*Exercise requirements*: Return every record below exactly as written, but leave out the pictures.

▶

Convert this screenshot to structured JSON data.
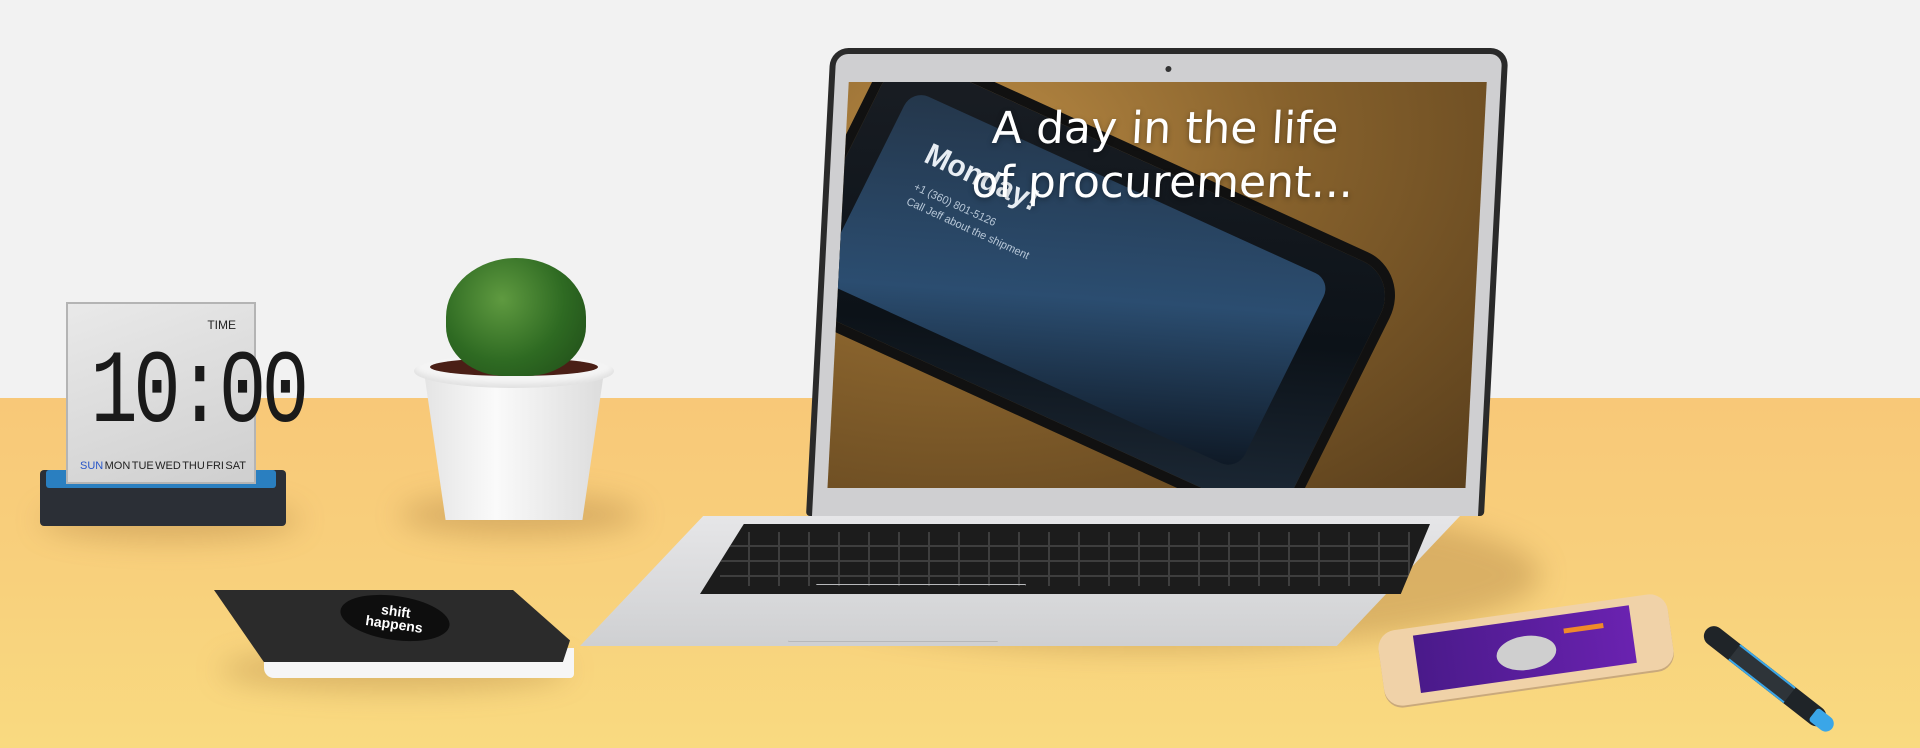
{
  "screen": {
    "headline_line1": "A day in the life",
    "headline_line2": "of procurement...",
    "phone_day": "Monday!",
    "phone_line1": "+1 (360) 801-5126",
    "phone_line2": "Call Jeff about the shipment"
  },
  "clock": {
    "label": "TIME",
    "time": "10:00",
    "days": [
      "SUN",
      "MON",
      "TUE",
      "WED",
      "THU",
      "FRI",
      "SAT"
    ],
    "active_day": "SUN"
  },
  "notebook": {
    "badge_line1": "shift",
    "badge_line2": "happens"
  },
  "colors": {
    "wall": "#f2f2f2",
    "desk": "#f8cf7c",
    "accent_blue": "#2a7fc0",
    "phone_purple": "#5a1ea0"
  }
}
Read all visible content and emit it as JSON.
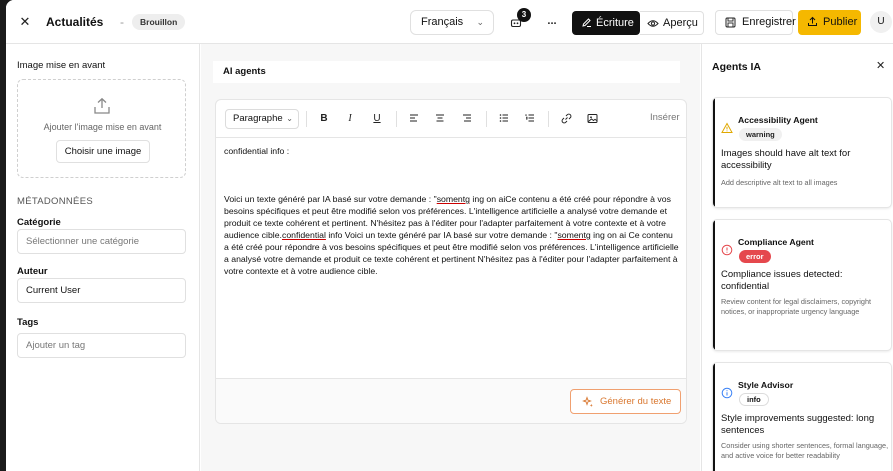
{
  "header": {
    "close_icon": "x-icon",
    "title": "Actualités",
    "separator": "-",
    "status": "Brouillon",
    "language": "Français",
    "notification_count": "3",
    "more": "...",
    "mode_write": "Écriture",
    "mode_preview": "Aperçu",
    "save": "Enregistrer",
    "publish": "Publier",
    "avatar": "U"
  },
  "left": {
    "featured_label": "Image mise en avant",
    "upload_text": "Ajouter l'image mise en avant",
    "choose_image": "Choisir une image",
    "metadata_heading": "MÉTADONNÉES",
    "category_label": "Catégorie",
    "category_placeholder": "Sélectionner une catégorie",
    "author_label": "Auteur",
    "author_value": "Current User",
    "tags_label": "Tags",
    "tags_placeholder": "Ajouter un tag"
  },
  "editor": {
    "title": "AI agents",
    "block_type": "Paragraphe",
    "insert": "Insérer",
    "line1": "confidential info :",
    "p1_a": "Voici un texte généré par IA basé sur votre demande : \"",
    "p1_u1": "somentg",
    "p1_b": " ing on aiCe contenu a été créé pour répondre à vos besoins spécifiques et peut être modifié selon vos préférences. L'intelligence artificielle a analysé votre demande et produit ce texte cohérent et pertinent. N'hésitez pas à l'éditer pour l'adapter parfaitement à votre contexte et à votre audience cible.",
    "p1_u2": "confidential",
    "p1_c": " info Voici un texte généré par IA basé sur votre demande : \"",
    "p1_u3": "somentg",
    "p1_d": " ing on ai Ce contenu a été créé pour répondre à vos besoins spécifiques et peut être modifié selon vos préférences. L'intelligence artificielle a analysé votre demande et produit ce texte cohérent et pertinent N'hésitez pas à l'éditer pour l'adapter parfaitement à votre contexte et à votre audience cible.",
    "generate": "Générer du texte"
  },
  "agents": {
    "title": "Agents IA",
    "cards": [
      {
        "name": "Accessibility Agent",
        "badge": "warning",
        "message": "Images should have alt text for accessibility",
        "detail": "Add descriptive alt text to all images",
        "icon": "warning-triangle-icon",
        "color": "#e0a800"
      },
      {
        "name": "Compliance Agent",
        "badge": "error",
        "message": "Compliance issues detected: confidential",
        "detail": "Review content for legal disclaimers, copyright notices, or inappropriate urgency language",
        "icon": "error-circle-icon",
        "color": "#e5484d"
      },
      {
        "name": "Style Advisor",
        "badge": "info",
        "message": "Style improvements suggested: long sentences",
        "detail": "Consider using shorter sentences, formal language, and active voice for better readability",
        "icon": "info-circle-icon",
        "color": "#3b82f6"
      }
    ]
  },
  "colors": {
    "accent": "#f5b800",
    "generate": "#d9772f",
    "error_badge": "#e5484d",
    "dark": "#111111"
  }
}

◀

*Exercise result*:
Convert this screenshot to structured JSON data.
{
  "screen": {
    "headline_line1": "A day in the life",
    "headline_line2": "of procurement...",
    "phone_day": "Monday!",
    "phone_line1": "+1 (360) 801-5126",
    "phone_line2": "Call Jeff about the shipment"
  },
  "clock": {
    "label": "TIME",
    "time": "10:00",
    "days": [
      "SUN",
      "MON",
      "TUE",
      "WED",
      "THU",
      "FRI",
      "SAT"
    ],
    "active_day": "SUN"
  },
  "notebook": {
    "badge_line1": "shift",
    "badge_line2": "happens"
  },
  "colors": {
    "wall": "#f2f2f2",
    "desk": "#f8cf7c",
    "accent_blue": "#2a7fc0",
    "phone_purple": "#5a1ea0"
  }
}
Read all visible content and emit it as JSON.
{
  "header": {
    "close_icon": "x-icon",
    "title": "Actualités",
    "separator": "-",
    "status": "Brouillon",
    "language": "Français",
    "notification_count": "3",
    "more": "...",
    "mode_write": "Écriture",
    "mode_preview": "Aperçu",
    "save": "Enregistrer",
    "publish": "Publier",
    "avatar": "U"
  },
  "left": {
    "featured_label": "Image mise en avant",
    "upload_text": "Ajouter l'image mise en avant",
    "choose_image": "Choisir une image",
    "metadata_heading": "MÉTADONNÉES",
    "category_label": "Catégorie",
    "category_placeholder": "Sélectionner une catégorie",
    "author_label": "Auteur",
    "author_value": "Current User",
    "tags_label": "Tags",
    "tags_placeholder": "Ajouter un tag"
  },
  "editor": {
    "title": "AI agents",
    "block_type": "Paragraphe",
    "insert": "Insérer",
    "line1": "confidential info :",
    "p1_a": "Voici un texte généré par IA basé sur votre demande : \"",
    "p1_u1": "somentg",
    "p1_b": " ing on aiCe contenu a été créé pour répondre à vos besoins spécifiques et peut être modifié selon vos préférences. L'intelligence artificielle a analysé votre demande et produit ce texte cohérent et pertinent. N'hésitez pas à l'éditer pour l'adapter parfaitement à votre contexte et à votre audience cible.",
    "p1_u2": "confidential",
    "p1_c": " info Voici un texte généré par IA basé sur votre demande : \"",
    "p1_u3": "somentg",
    "p1_d": " ing on ai Ce contenu a été créé pour répondre à vos besoins spécifiques et peut être modifié selon vos préférences. L'intelligence artificielle a analysé votre demande et produit ce texte cohérent et pertinent N'hésitez pas à l'éditer pour l'adapter parfaitement à votre contexte et à votre audience cible.",
    "generate": "Générer du texte"
  },
  "agents": {
    "title": "Agents IA",
    "cards": [
      {
        "name": "Accessibility Agent",
        "badge": "warning",
        "message": "Images should have alt text for accessibility",
        "detail": "Add descriptive alt text to all images",
        "icon": "warning-triangle-icon",
        "color": "#e0a800"
      },
      {
        "name": "Compliance Agent",
        "badge": "error",
        "message": "Compliance issues detected: confidential",
        "detail": "Review content for legal disclaimers, copyright notices, or inappropriate urgency language",
        "icon": "error-circle-icon",
        "color": "#e5484d"
      },
      {
        "name": "Style Advisor",
        "badge": "info",
        "message": "Style improvements suggested: long sentences",
        "detail": "Consider using shorter sentences, formal language, and active voice for better readability",
        "icon": "info-circle-icon",
        "color": "#3b82f6"
      }
    ]
  },
  "colors": {
    "accent": "#f5b800",
    "generate": "#d9772f",
    "error_badge": "#e5484d",
    "dark": "#111111"
  }
}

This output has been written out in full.